**TASK TO CARRY OUT**
Find each line holding "BBRI" and copy it out.

**INPUT FOR THIS TASK**
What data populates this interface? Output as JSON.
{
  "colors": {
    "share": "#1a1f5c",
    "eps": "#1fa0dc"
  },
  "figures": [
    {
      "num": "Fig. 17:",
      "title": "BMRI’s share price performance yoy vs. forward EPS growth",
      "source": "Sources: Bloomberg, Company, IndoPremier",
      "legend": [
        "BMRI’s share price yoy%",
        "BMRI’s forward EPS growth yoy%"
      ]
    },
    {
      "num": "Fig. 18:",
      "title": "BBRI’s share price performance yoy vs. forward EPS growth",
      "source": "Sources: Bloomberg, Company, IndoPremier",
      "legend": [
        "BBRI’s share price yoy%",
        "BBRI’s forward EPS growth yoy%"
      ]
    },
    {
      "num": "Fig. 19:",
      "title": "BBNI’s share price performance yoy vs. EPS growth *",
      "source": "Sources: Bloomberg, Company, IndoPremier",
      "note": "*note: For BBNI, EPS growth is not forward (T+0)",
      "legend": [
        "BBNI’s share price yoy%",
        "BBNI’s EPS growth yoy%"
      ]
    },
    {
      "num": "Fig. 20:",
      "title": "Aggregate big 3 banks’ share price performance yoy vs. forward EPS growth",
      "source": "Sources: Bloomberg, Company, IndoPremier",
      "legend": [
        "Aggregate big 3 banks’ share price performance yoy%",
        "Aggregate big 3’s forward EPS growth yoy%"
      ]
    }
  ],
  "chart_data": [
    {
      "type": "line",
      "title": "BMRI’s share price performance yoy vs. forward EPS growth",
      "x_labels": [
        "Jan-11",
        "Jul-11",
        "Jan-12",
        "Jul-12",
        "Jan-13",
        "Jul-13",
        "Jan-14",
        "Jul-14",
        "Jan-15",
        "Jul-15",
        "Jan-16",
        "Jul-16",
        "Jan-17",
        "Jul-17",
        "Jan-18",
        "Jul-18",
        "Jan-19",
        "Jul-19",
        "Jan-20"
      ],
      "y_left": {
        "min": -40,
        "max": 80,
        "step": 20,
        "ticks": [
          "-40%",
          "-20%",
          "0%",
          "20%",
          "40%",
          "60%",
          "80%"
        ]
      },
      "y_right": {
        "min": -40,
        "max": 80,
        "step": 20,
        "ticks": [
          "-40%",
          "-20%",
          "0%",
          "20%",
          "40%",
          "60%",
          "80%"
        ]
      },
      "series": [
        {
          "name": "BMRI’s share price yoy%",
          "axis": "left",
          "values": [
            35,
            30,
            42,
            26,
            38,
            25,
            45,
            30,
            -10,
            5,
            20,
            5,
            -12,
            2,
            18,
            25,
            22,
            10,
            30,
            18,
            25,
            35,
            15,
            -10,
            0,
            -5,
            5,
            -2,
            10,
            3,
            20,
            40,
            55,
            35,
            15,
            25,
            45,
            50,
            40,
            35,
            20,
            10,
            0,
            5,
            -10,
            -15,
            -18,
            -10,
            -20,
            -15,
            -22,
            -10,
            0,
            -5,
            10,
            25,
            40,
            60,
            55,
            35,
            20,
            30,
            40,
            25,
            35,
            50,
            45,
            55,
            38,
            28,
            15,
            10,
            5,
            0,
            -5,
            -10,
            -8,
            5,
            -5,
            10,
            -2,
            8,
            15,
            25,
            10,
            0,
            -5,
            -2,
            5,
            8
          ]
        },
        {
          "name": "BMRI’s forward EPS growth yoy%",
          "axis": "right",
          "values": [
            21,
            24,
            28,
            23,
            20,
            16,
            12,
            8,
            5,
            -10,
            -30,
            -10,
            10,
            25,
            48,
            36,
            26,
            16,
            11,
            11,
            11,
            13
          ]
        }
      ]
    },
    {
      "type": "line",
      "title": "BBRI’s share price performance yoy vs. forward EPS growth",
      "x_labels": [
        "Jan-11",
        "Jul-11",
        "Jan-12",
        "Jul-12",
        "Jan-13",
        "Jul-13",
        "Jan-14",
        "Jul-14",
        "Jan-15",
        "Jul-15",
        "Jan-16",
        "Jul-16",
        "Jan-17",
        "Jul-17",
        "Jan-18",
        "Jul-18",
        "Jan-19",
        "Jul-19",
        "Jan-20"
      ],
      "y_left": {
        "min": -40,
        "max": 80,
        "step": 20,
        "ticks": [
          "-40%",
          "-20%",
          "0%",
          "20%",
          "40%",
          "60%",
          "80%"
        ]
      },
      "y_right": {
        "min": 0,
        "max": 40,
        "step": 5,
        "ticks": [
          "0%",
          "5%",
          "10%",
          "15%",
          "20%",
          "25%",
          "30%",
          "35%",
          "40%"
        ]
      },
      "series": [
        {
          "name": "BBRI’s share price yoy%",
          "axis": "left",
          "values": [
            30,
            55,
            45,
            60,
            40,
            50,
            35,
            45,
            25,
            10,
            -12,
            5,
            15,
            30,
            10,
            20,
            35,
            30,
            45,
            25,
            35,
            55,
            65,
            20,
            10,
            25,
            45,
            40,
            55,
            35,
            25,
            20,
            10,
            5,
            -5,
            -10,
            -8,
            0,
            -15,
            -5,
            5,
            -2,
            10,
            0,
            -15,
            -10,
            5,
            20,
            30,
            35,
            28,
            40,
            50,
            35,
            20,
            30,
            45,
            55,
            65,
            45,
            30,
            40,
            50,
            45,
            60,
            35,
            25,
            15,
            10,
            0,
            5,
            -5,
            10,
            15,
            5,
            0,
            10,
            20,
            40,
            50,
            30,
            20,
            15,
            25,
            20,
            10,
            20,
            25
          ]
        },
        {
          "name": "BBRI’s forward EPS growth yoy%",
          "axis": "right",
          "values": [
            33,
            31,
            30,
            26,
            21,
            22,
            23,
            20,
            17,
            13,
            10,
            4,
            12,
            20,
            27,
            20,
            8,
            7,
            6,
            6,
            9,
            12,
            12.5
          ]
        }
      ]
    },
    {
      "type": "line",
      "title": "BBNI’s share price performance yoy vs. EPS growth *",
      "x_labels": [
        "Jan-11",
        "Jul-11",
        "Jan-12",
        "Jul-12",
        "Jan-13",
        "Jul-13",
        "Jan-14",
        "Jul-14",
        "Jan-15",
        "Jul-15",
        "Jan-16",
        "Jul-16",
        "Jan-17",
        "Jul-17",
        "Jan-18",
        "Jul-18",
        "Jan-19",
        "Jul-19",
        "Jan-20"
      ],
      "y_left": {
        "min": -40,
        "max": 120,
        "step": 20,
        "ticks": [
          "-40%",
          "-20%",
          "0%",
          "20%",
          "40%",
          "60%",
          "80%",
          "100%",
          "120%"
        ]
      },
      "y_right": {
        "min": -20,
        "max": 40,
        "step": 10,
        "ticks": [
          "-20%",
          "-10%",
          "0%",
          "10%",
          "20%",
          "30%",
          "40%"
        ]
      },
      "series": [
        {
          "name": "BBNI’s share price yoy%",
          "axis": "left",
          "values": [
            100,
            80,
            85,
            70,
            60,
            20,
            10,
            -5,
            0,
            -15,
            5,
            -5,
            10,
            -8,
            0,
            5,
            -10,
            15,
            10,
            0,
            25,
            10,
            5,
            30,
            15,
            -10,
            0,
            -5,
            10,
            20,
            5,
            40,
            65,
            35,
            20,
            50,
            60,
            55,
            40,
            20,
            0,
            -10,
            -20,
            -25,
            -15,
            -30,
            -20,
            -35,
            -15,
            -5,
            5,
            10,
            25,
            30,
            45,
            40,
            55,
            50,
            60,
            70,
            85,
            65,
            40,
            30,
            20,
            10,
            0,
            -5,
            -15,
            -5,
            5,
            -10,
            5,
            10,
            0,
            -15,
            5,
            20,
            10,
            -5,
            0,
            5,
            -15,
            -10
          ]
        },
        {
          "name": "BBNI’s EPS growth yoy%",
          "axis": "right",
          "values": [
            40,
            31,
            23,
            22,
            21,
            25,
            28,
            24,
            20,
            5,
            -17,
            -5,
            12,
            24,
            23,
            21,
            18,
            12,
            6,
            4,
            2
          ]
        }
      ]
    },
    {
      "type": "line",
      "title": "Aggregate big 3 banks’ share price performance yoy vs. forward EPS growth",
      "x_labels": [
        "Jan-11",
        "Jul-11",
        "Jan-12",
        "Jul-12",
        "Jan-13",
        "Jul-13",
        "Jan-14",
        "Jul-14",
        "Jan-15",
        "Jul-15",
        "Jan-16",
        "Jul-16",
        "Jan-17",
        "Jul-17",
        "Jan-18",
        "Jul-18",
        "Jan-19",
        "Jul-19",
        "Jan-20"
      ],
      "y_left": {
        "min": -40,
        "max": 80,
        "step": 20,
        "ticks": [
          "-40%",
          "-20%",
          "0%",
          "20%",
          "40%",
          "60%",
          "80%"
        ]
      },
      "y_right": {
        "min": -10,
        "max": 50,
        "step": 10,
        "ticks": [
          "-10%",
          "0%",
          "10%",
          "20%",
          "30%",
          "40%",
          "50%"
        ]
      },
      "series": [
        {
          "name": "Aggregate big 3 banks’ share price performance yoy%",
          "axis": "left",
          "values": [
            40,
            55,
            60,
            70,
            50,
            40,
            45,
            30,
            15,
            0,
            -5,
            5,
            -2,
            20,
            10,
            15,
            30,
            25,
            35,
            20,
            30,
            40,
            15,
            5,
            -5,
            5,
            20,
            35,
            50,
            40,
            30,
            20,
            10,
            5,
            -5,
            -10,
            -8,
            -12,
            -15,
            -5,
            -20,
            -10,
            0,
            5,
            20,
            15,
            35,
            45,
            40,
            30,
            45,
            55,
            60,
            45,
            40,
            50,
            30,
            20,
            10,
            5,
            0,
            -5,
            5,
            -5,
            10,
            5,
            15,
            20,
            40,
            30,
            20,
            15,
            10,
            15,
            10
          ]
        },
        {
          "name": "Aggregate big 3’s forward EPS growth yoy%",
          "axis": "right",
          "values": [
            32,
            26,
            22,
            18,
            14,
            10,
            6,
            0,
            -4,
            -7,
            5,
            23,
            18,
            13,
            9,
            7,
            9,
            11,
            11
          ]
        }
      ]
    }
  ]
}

**REPLY**
      "title": "BBRI’s share price performance yoy vs. forward EPS growth",
        "BBRI’s share price yoy%",
        "BBRI’s forward EPS growth yoy%"
      "title": "BBRI’s share price performance yoy vs. forward EPS growth",
          "name": "BBRI’s share price yoy%",
          "name": "BBRI’s forward EPS growth yoy%",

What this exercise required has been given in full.